* Task objective: Please pull out the entries from the start through the line containing "- step-choose-application[interactable]: 1", both ends included, and copy those lines without any change.

Extracted data entries
----
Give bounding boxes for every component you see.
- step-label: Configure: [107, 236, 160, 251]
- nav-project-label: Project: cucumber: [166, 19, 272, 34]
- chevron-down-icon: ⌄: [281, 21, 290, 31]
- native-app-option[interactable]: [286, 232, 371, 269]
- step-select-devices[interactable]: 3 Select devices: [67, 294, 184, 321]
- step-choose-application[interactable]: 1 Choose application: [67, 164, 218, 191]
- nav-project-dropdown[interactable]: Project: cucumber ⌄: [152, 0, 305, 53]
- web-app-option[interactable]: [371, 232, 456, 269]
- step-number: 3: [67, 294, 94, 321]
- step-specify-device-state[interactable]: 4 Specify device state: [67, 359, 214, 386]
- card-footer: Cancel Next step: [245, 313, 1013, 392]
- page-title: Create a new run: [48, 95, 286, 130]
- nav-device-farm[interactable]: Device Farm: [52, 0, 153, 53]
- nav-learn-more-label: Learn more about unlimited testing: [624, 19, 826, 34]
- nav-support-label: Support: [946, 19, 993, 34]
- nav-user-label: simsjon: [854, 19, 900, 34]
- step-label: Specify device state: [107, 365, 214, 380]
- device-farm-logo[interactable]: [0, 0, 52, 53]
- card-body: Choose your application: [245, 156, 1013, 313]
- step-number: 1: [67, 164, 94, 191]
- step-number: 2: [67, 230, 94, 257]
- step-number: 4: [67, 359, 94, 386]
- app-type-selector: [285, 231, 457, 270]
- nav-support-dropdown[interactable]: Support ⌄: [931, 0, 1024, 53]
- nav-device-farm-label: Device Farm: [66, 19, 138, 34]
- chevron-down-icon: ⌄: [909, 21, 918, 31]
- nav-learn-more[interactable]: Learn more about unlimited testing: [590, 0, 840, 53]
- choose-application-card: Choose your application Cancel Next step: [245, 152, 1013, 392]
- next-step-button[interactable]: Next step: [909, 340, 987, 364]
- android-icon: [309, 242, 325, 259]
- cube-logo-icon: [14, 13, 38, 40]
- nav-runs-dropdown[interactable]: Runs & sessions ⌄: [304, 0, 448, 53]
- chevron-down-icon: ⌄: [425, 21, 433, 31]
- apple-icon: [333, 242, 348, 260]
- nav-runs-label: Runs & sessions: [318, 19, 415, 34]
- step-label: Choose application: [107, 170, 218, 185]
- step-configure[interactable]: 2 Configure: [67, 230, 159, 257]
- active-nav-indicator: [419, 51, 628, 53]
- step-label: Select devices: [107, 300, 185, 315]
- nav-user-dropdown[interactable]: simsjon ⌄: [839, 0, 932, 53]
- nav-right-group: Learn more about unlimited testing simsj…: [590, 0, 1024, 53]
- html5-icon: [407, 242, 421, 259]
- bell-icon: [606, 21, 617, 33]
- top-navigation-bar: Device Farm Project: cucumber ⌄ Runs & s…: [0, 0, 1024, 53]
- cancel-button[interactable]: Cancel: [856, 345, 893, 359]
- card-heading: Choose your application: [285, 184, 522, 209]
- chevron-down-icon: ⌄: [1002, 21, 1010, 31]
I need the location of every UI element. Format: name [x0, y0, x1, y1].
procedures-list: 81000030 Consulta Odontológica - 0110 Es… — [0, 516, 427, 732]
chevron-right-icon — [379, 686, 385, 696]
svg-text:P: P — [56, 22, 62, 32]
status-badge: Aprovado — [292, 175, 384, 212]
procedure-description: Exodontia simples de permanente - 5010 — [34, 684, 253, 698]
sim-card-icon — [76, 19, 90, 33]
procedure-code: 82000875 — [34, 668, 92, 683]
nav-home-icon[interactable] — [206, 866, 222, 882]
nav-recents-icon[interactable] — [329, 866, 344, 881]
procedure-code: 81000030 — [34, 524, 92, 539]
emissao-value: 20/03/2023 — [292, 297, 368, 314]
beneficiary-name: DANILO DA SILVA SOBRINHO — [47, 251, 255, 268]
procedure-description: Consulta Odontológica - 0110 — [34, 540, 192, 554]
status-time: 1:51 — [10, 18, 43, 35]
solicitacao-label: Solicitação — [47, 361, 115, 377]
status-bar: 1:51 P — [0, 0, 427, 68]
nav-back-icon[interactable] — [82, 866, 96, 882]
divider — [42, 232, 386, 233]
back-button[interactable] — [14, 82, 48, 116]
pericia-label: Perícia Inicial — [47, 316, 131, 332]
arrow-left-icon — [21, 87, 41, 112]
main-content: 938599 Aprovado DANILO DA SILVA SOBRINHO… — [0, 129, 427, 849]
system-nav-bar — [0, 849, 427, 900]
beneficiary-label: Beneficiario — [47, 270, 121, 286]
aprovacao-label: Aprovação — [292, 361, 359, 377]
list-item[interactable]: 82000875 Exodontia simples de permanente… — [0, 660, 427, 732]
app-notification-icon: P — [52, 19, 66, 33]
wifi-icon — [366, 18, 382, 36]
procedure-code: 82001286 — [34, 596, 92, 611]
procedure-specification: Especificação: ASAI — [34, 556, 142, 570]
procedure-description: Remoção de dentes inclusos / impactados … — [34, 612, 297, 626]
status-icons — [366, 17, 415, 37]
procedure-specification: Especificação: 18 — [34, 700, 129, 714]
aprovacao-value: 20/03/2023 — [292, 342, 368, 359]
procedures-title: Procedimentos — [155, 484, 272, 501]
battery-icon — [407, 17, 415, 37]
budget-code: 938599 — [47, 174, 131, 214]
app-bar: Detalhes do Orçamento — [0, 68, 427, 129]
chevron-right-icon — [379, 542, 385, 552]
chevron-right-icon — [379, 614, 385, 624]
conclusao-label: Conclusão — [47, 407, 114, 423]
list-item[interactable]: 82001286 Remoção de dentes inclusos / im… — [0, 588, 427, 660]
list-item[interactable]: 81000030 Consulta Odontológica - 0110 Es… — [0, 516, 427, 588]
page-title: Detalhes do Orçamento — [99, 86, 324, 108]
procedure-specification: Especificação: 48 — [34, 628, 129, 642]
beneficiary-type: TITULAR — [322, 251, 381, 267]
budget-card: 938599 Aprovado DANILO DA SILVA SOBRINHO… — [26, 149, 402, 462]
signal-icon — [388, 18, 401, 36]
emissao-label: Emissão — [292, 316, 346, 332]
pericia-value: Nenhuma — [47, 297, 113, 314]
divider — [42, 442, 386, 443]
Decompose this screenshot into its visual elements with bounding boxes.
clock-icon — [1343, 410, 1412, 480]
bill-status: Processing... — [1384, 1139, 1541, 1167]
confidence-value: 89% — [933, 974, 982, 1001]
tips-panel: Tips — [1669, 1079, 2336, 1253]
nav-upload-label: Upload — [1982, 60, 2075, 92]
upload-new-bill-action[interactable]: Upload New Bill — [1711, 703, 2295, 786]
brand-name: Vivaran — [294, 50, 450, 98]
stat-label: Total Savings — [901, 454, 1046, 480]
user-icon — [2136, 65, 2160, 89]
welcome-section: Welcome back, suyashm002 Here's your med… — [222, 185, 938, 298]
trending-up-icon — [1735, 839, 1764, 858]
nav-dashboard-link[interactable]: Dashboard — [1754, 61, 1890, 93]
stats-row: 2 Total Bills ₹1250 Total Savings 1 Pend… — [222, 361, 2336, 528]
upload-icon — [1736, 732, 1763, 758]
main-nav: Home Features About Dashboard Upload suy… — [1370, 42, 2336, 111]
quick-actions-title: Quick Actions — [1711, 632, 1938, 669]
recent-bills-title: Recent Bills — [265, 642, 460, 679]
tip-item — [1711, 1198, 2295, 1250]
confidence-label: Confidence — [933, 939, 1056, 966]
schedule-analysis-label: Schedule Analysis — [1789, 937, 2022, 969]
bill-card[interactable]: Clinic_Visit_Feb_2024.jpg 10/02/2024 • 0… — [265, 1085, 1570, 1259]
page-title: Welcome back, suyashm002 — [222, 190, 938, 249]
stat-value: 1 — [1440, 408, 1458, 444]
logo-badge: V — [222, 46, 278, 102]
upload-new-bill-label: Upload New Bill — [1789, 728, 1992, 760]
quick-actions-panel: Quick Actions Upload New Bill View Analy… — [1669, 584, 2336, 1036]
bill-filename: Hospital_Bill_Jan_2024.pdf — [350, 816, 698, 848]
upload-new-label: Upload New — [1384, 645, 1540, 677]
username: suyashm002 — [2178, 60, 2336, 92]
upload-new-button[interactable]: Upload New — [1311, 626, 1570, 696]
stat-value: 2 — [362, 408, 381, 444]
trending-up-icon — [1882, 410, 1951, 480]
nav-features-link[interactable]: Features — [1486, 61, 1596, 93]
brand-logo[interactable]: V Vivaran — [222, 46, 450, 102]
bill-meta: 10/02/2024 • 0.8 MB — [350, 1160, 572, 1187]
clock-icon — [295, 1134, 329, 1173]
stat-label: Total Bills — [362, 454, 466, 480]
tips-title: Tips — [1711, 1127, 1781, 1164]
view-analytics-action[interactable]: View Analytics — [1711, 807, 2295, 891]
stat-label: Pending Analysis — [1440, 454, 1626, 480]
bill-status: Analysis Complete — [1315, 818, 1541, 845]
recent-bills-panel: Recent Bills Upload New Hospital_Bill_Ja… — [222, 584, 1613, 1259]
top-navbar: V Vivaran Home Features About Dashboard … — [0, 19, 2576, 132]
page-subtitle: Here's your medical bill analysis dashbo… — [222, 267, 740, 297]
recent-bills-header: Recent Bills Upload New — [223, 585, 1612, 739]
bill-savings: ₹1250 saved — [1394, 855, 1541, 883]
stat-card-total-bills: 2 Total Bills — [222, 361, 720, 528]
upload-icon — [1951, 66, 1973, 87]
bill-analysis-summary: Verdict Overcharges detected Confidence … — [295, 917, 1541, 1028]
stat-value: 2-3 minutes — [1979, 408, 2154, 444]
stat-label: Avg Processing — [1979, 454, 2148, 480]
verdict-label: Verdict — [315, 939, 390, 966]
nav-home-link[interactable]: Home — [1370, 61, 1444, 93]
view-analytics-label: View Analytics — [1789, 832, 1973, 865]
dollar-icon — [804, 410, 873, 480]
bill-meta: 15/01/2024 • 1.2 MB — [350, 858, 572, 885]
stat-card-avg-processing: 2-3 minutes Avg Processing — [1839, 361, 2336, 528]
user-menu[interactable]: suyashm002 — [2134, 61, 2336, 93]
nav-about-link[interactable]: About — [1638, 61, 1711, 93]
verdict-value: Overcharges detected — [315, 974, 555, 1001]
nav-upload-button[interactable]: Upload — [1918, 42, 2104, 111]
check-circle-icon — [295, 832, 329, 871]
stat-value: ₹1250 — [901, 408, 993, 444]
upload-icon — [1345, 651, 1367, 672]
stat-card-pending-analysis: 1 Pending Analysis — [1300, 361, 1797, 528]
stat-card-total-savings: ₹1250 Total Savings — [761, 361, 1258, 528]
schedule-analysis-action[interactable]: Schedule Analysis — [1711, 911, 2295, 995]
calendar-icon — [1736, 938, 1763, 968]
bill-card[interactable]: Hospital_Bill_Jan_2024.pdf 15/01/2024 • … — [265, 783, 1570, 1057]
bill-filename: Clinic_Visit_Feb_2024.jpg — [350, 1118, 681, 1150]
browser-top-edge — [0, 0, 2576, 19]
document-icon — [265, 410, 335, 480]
----
* Exercise response:
Give bounding boxes for every component you see.
- step-label: Configure: [107, 236, 160, 251]
- nav-project-label: Project: cucumber: [166, 19, 272, 34]
- chevron-down-icon: ⌄: [281, 21, 290, 31]
- native-app-option[interactable]: [286, 232, 371, 269]
- step-select-devices[interactable]: 3 Select devices: [67, 294, 184, 321]
- step-choose-application[interactable]: 1 Choose application: [67, 164, 218, 191]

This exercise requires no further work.